From the listing below, pull out all lines with "JSON" in them.
# Data to process start
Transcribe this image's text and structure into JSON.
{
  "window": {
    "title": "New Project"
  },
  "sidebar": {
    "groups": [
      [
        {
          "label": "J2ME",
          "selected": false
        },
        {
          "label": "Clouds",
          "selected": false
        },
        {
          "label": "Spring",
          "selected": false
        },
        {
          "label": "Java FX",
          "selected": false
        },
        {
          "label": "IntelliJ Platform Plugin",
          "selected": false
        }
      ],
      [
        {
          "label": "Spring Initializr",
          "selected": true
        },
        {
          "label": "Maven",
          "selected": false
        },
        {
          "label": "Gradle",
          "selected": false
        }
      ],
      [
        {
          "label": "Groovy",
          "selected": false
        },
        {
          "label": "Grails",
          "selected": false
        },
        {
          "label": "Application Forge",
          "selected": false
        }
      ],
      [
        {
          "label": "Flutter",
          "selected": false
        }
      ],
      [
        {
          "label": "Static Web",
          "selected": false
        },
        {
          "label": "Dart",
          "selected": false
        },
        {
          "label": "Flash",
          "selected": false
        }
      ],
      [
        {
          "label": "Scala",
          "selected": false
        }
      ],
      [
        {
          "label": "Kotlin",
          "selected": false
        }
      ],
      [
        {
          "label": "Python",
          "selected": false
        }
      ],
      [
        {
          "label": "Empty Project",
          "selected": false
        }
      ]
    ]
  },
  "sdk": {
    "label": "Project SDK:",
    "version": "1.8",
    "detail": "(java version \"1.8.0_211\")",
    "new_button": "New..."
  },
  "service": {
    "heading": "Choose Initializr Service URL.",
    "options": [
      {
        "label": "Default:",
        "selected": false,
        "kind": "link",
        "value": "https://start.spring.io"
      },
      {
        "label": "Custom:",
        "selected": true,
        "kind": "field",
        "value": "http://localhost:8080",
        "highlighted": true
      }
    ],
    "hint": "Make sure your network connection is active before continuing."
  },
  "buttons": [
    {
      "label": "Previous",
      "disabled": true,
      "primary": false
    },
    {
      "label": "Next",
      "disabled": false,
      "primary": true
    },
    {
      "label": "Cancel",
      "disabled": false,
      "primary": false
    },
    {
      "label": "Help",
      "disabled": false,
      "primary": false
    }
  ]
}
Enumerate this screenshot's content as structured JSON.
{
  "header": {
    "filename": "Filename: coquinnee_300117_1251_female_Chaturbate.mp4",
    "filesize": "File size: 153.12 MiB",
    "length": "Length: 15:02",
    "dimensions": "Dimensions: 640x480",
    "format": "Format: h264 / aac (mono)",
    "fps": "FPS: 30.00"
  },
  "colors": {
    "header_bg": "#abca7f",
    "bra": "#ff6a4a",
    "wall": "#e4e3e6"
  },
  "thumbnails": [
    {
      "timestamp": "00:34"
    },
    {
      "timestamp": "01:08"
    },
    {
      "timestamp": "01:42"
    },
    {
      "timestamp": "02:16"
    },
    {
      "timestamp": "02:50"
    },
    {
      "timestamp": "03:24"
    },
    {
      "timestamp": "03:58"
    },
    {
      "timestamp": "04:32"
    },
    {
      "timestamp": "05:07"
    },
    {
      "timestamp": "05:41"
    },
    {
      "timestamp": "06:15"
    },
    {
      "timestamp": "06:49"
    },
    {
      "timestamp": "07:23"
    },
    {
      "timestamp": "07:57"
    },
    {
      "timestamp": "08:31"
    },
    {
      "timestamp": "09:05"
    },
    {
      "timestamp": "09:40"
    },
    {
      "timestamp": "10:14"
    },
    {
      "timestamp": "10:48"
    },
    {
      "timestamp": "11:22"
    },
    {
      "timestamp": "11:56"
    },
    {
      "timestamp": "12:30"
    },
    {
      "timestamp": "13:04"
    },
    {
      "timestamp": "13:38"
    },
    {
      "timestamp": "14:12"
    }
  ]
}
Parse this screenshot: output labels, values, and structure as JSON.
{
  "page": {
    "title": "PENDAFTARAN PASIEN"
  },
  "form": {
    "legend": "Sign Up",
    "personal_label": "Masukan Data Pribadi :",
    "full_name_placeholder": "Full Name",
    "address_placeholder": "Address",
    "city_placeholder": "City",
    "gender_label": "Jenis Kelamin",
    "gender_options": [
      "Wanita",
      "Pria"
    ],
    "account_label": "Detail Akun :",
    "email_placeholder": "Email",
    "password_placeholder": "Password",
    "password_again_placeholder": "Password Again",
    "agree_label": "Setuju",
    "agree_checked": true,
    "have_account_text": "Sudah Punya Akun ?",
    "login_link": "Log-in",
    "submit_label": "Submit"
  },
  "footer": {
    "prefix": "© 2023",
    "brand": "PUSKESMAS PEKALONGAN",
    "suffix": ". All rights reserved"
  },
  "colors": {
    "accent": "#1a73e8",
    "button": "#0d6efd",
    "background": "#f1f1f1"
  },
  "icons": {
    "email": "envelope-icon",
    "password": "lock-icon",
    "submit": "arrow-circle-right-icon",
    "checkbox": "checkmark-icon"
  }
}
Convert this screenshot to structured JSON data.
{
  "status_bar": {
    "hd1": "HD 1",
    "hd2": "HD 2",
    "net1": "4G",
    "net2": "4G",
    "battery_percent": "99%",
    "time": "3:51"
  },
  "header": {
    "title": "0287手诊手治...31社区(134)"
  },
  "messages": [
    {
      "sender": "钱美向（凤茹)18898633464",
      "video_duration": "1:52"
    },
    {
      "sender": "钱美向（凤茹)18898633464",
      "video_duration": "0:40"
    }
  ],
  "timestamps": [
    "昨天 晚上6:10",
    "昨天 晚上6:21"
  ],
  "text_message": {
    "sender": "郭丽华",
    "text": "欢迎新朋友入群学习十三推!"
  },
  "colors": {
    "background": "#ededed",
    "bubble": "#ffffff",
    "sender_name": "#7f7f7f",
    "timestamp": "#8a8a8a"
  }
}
# Data to process end
→ Answer to this exercise:
Transcribe this image's text and structure into JSON.
Enumerate this screenshot's content as structured JSON.
Parse this screenshot: output labels, values, and structure as JSON.
Convert this screenshot to structured JSON data.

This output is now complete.